Required work
Put the lines of the items below, from the line with "tree-item[interactable]: 所属部门统计 xyxy=(5,257,241,276)" to the line with "close-icon[interactable]: × xyxy=(354,118,360,130)", into a Markdown table with the columns "Row" and "Line", numbering each row and leaving out any blank lines.

(Element placement data)
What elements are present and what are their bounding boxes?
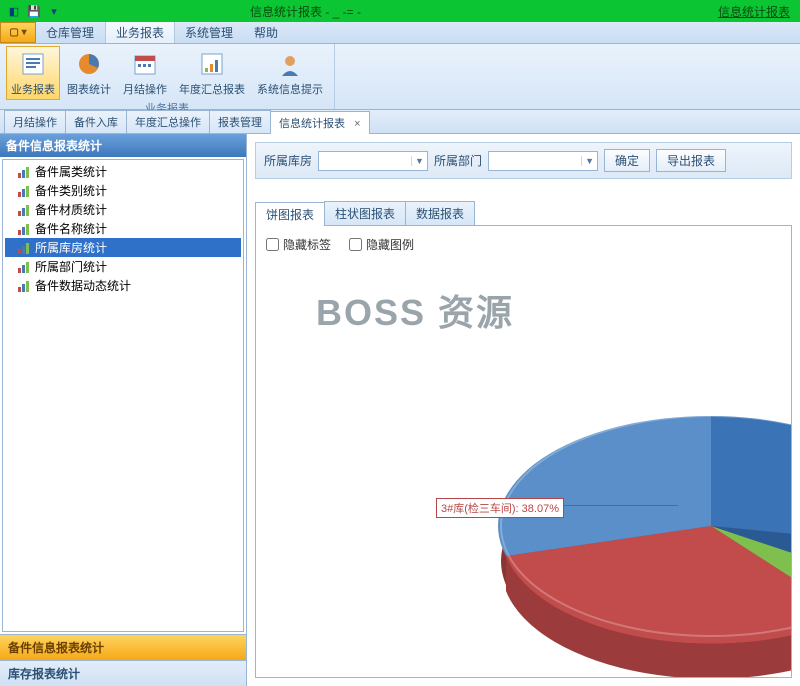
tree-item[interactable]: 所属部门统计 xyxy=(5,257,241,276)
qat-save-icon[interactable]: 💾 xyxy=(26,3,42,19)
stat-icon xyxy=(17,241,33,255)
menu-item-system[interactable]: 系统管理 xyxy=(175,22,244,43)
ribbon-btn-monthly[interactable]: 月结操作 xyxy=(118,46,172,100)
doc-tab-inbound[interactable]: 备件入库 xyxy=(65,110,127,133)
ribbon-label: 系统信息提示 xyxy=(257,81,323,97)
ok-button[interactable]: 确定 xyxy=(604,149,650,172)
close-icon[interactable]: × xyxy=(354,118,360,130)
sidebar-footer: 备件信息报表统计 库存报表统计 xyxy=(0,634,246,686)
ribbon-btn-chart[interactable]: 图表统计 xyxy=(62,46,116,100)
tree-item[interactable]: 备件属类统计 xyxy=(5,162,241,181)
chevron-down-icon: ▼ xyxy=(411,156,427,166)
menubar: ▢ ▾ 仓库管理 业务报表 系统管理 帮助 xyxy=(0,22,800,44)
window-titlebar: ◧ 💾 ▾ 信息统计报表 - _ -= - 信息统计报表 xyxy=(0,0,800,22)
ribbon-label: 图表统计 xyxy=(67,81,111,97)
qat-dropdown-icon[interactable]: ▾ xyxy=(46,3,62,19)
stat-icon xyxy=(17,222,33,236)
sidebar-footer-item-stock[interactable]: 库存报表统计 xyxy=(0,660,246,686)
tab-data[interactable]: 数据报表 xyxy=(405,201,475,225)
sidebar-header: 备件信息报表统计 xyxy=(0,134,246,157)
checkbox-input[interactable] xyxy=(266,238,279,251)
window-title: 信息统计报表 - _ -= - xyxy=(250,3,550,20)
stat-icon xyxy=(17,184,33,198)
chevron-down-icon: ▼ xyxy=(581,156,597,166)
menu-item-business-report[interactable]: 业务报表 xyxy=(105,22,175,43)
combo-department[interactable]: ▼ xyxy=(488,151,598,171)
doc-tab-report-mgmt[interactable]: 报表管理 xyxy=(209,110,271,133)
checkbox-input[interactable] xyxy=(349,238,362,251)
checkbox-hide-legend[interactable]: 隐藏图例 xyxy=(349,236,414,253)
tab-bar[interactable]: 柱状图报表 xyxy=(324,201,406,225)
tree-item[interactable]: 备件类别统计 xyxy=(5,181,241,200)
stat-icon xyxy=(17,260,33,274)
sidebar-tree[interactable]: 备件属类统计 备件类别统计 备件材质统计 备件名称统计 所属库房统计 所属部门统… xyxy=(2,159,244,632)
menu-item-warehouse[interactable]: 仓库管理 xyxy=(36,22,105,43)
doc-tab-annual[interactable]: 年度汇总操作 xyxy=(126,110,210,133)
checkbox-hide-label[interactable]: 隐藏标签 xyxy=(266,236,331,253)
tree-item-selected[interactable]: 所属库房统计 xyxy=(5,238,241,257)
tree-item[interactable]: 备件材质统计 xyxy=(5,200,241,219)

Exercise result
| Row | Line |
|---|---|
| 1 | tree-item[interactable]: 所属部门统计 xyxy=(5,257,241,276) |
| 2 | qat-save-icon[interactable]: 💾 xyxy=(26,3,42,19) |
| 3 | stat-icon xyxy=(17,241,33,255) |
| 4 | menu-item-system[interactable]: 系统管理 xyxy=(175,22,244,43) |
| 5 | ribbon-btn-monthly[interactable]: 月结操作 xyxy=(118,46,172,100) |
| 6 | doc-tab-inbound[interactable]: 备件入库 xyxy=(65,110,127,133) |
| 7 | ribbon-label: 系统信息提示 xyxy=(257,81,323,97) |
| 8 | ok-button[interactable]: 确定 xyxy=(604,149,650,172) |
| 9 | close-icon[interactable]: × xyxy=(354,118,360,130) |